** Start of SUPPLIED MATERIAL **

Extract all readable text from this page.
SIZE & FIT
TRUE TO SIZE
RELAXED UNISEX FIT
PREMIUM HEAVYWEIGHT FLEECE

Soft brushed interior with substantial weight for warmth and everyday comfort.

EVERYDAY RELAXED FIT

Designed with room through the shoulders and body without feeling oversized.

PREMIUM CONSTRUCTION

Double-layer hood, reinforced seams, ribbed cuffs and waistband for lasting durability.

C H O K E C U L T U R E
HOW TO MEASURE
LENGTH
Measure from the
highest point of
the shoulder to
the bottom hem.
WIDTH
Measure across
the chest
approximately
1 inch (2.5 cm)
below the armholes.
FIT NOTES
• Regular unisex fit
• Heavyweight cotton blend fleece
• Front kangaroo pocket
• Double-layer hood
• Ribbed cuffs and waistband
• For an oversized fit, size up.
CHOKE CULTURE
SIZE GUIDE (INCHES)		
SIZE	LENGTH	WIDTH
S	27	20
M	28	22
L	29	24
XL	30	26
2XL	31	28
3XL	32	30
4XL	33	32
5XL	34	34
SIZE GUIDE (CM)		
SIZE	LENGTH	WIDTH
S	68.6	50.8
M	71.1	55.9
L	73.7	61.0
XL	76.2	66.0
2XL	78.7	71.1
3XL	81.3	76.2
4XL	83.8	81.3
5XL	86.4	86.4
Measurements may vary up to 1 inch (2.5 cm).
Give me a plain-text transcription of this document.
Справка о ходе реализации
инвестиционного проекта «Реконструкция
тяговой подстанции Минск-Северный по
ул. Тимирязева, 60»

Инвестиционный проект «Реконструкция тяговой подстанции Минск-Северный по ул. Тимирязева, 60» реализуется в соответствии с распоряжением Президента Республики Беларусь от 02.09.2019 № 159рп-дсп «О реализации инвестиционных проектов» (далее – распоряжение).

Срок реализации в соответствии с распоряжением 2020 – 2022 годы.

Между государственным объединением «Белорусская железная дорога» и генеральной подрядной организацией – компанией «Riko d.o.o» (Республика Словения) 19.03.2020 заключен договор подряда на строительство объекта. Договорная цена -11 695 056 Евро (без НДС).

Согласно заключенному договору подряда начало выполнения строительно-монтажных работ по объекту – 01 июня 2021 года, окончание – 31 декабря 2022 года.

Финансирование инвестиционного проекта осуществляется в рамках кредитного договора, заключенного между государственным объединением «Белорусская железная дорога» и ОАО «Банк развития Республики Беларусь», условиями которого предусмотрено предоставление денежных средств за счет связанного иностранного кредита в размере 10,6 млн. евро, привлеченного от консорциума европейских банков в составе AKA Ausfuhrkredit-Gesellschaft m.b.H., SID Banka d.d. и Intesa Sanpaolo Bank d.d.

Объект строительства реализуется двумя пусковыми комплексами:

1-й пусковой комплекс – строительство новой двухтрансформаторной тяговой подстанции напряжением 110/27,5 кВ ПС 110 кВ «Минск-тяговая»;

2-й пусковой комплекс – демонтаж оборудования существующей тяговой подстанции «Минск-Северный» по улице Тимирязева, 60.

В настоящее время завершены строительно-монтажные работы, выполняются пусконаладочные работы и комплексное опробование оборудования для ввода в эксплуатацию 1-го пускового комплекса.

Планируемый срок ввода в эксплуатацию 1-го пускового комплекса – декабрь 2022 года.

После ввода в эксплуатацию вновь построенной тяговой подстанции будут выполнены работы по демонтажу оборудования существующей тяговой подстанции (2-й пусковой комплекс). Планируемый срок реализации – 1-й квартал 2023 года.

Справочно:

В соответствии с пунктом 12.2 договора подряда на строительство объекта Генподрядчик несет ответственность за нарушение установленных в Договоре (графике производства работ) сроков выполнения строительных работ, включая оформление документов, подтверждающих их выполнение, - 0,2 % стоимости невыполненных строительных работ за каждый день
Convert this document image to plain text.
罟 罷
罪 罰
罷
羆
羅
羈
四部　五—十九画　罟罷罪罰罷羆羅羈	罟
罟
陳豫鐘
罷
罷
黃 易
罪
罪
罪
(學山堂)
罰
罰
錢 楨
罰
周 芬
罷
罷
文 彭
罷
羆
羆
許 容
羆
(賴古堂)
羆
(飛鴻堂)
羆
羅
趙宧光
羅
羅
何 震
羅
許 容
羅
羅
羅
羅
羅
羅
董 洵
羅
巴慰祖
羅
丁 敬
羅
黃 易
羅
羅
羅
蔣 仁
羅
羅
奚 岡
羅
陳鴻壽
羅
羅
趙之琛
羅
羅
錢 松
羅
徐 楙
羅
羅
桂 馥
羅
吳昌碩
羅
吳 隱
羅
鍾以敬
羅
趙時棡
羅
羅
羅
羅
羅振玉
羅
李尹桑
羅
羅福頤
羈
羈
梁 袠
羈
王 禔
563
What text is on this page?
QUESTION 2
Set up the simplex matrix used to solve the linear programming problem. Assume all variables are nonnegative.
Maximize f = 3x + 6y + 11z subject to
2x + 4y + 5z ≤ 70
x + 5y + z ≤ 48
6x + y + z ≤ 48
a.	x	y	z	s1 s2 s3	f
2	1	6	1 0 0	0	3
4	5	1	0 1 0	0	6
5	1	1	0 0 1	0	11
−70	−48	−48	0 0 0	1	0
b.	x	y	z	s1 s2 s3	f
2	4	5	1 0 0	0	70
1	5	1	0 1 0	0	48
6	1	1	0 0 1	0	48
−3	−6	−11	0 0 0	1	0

** End of SUPPLIED MATERIAL **

◆ YOUR OBJECTIVE ◆
Reproduce the entries above in full, verbatim.

◆ TASK OUTPUT ◆
Extract all readable text from this page.
SIZE & FIT
TRUE TO SIZE
RELAXED UNISEX FIT
PREMIUM HEAVYWEIGHT FLEECE

Soft brushed interior with substantial weight for warmth and everyday comfort.

EVERYDAY RELAXED FIT

Designed with room through the shoulders and body without feeling oversized.

PREMIUM CONSTRUCTION

Double-layer hood, reinforced seams, ribbed cuffs and waistband for lasting durability.

C H O K E C U L T U R E
HOW TO MEASURE
LENGTH
Measure from the
highest point of
the shoulder to
the bottom hem.
WIDTH
Measure across
the chest
approximately
1 inch (2.5 cm)
below the armholes.
FIT NOTES
• Regular unisex fit
• Heavyweight cotton blend fleece
• Front kangaroo pocket
• Double-layer hood
• Ribbed cuffs and waistband
• For an oversized fit, size up.
CHOKE CULTURE
SIZE GUIDE (INCHES)		
SIZE	LENGTH	WIDTH
S	27	20
M	28	22
L	29	24
XL	30	26
2XL	31	28
3XL	32	30
4XL	33	32
5XL	34	34
SIZE GUIDE (CM)		
SIZE	LENGTH	WIDTH
S	68.6	50.8
M	71.1	55.9
L	73.7	61.0
XL	76.2	66.0
2XL	78.7	71.1
3XL	81.3	76.2
4XL	83.8	81.3
5XL	86.4	86.4
Measurements may vary up to 1 inch (2.5 cm).
Give me a plain-text transcription of this document.
Справка о ходе реализации
инвестиционного проекта «Реконструкция
тяговой подстанции Минск-Северный по
ул. Тимирязева, 60»

Инвестиционный проект «Реконструкция тяговой подстанции Минск-Северный по ул. Тимирязева, 60» реализуется в соответствии с распоряжением Президента Республики Беларусь от 02.09.2019 № 159рп-дсп «О реализации инвестиционных проектов» (далее – распоряжение).

Срок реализации в соответствии с распоряжением 2020 – 2022 годы.

Между государственным объединением «Белорусская железная дорога» и генеральной подрядной организацией – компанией «Riko d.o.o» (Республика Словения) 19.03.2020 заключен договор подряда на строительство объекта. Договорная цена -11 695 056 Евро (без НДС).

Согласно заключенному договору подряда начало выполнения строительно-монтажных работ по объекту – 01 июня 2021 года, окончание – 31 декабря 2022 года.

Финансирование инвестиционного проекта осуществляется в рамках кредитного договора, заключенного между государственным объединением «Белорусская железная дорога» и ОАО «Банк развития Республики Беларусь», условиями которого предусмотрено предоставление денежных средств за счет связанного иностранного кредита в размере 10,6 млн. евро, привлеченного от консорциума европейских банков в составе AKA Ausfuhrkredit-Gesellschaft m.b.H., SID Banka d.d. и Intesa Sanpaolo Bank d.d.

Объект строительства реализуется двумя пусковыми комплексами:

1-й пусковой комплекс – строительство новой двухтрансформаторной тяговой подстанции напряжением 110/27,5 кВ ПС 110 кВ «Минск-тяговая»;

2-й пусковой комплекс – демонтаж оборудования существующей тяговой подстанции «Минск-Северный» по улице Тимирязева, 60.

В настоящее время завершены строительно-монтажные работы, выполняются пусконаладочные работы и комплексное опробование оборудования для ввода в эксплуатацию 1-го пускового комплекса.

Планируемый срок ввода в эксплуатацию 1-го пускового комплекса – декабрь 2022 года.

После ввода в эксплуатацию вновь построенной тяговой подстанции будут выполнены работы по демонтажу оборудования существующей тяговой подстанции (2-й пусковой комплекс). Планируемый срок реализации – 1-й квартал 2023 года.

Справочно:

В соответствии с пунктом 12.2 договора подряда на строительство объекта Генподрядчик несет ответственность за нарушение установленных в Договоре (графике производства работ) сроков выполнения строительных работ, включая оформление документов, подтверждающих их выполнение, - 0,2 % стоимости невыполненных строительных работ за каждый день
Convert this document image to plain text.
罟 罷
罪 罰
罷
羆
羅
羈
四部　五—十九画　罟罷罪罰罷羆羅羈	罟
罟
陳豫鐘
罷
罷
黃 易
罪
罪
罪
(學山堂)
罰
罰
錢 楨
罰
周 芬
罷
罷
文 彭
罷
羆
羆
許 容
羆
(賴古堂)
羆
(飛鴻堂)
羆
羅
趙宧光
羅
羅
何 震
羅
許 容
羅
羅
羅
羅
羅
羅
董 洵
羅
巴慰祖
羅
丁 敬
羅
黃 易
羅
羅
羅
蔣 仁
羅
羅
奚 岡
羅
陳鴻壽
羅
羅
趙之琛
羅
羅
錢 松
羅
徐 楙
羅
羅
桂 馥
羅
吳昌碩
羅
吳 隱
羅
鍾以敬
羅
趙時棡
羅
羅
羅
羅
羅振玉
羅
李尹桑
羅
羅福頤
羈
羈
梁 袠
羈
王 禔
563
What text is on this page?
QUESTION 2
Set up the simplex matrix used to solve the linear programming problem. Assume all variables are nonnegative.
Maximize f = 3x + 6y + 11z subject to
2x + 4y + 5z ≤ 70
x + 5y + z ≤ 48
6x + y + z ≤ 48
a.	x	y	z	s1 s2 s3	f
2	1	6	1 0 0	0	3
4	5	1	0 1 0	0	6
5	1	1	0 0 1	0	11
−70	−48	−48	0 0 0	1	0
b.	x	y	z	s1 s2 s3	f
2	4	5	1 0 0	0	70
1	5	1	0 1 0	0	48
6	1	1	0 0 1	0	48
−3	−6	−11	0 0 0	1	0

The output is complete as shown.